• [To be done]: Write out all of the lines below, exactly and completely.

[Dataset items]
════════════════════
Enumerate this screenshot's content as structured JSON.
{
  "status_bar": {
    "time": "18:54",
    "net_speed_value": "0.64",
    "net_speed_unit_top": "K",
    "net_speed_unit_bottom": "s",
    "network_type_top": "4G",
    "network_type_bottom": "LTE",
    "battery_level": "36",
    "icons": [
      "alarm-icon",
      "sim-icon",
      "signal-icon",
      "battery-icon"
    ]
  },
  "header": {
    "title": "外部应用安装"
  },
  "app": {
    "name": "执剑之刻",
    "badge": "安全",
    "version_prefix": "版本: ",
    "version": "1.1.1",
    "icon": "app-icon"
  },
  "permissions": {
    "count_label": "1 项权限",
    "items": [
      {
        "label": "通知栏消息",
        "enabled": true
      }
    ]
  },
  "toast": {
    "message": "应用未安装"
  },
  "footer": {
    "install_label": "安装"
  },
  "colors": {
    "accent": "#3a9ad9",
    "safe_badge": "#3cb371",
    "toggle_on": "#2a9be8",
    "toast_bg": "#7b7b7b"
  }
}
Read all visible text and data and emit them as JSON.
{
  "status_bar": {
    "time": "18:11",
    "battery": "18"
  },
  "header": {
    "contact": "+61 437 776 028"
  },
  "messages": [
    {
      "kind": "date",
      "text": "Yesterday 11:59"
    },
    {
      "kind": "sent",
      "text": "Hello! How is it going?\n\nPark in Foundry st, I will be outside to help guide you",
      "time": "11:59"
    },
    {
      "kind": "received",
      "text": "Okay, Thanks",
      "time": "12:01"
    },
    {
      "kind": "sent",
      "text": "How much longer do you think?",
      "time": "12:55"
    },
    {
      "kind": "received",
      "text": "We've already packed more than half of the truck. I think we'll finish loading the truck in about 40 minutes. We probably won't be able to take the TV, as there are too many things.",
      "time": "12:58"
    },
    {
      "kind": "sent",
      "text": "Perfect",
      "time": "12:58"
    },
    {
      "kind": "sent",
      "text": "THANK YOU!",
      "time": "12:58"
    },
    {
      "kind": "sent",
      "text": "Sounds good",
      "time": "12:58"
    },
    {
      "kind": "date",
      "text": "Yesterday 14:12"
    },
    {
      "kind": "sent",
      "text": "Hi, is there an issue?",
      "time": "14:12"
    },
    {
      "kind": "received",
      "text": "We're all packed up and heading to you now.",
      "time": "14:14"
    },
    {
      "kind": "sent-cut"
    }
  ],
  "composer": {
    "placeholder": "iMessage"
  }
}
════════════════════
• [The response]:
Enumerate this screenshot's content as structured JSON.
{
  "status_bar": {
    "time": "18:54",
    "net_speed_value": "0.64",
    "net_speed_unit_top": "K",
    "net_speed_unit_bottom": "s",
    "network_type_top": "4G",
    "network_type_bottom": "LTE",
    "battery_level": "36",
    "icons": [
      "alarm-icon",
      "sim-icon",
      "signal-icon",
      "battery-icon"
    ]
  },
  "header": {
    "title": "外部应用安装"
  },
  "app": {
    "name": "执剑之刻",
    "badge": "安全",
    "version_prefix": "版本: ",
    "version": "1.1.1",
    "icon": "app-icon"
  },
  "permissions": {
    "count_label": "1 项权限",
    "items": [
      {
        "label": "通知栏消息",
        "enabled": true
      }
    ]
  },
  "toast": {
    "message": "应用未安装"
  },
  "footer": {
    "install_label": "安装"
  },
  "colors": {
    "accent": "#3a9ad9",
    "safe_badge": "#3cb371",
    "toggle_on": "#2a9be8",
    "toast_bg": "#7b7b7b"
  }
}
Read all visible text and data and emit them as JSON.
{
  "status_bar": {
    "time": "18:11",
    "battery": "18"
  },
  "header": {
    "contact": "+61 437 776 028"
  },
  "messages": [
    {
      "kind": "date",
      "text": "Yesterday 11:59"
    },
    {
      "kind": "sent",
      "text": "Hello! How is it going?\n\nPark in Foundry st, I will be outside to help guide you",
      "time": "11:59"
    },
    {
      "kind": "received",
      "text": "Okay, Thanks",
      "time": "12:01"
    },
    {
      "kind": "sent",
      "text": "How much longer do you think?",
      "time": "12:55"
    },
    {
      "kind": "received",
      "text": "We've already packed more than half of the truck. I think we'll finish loading the truck in about 40 minutes. We probably won't be able to take the TV, as there are too many things.",
      "time": "12:58"
    },
    {
      "kind": "sent",
      "text": "Perfect",
      "time": "12:58"
    },
    {
      "kind": "sent",
      "text": "THANK YOU!",
      "time": "12:58"
    },
    {
      "kind": "sent",
      "text": "Sounds good",
      "time": "12:58"
    },
    {
      "kind": "date",
      "text": "Yesterday 14:12"
    },
    {
      "kind": "sent",
      "text": "Hi, is there an issue?",
      "time": "14:12"
    },
    {
      "kind": "received",
      "text": "We're all packed up and heading to you now.",
      "time": "14:14"
    },
    {
      "kind": "sent-cut"
    }
  ],
  "composer": {
    "placeholder": "iMessage"
  }
}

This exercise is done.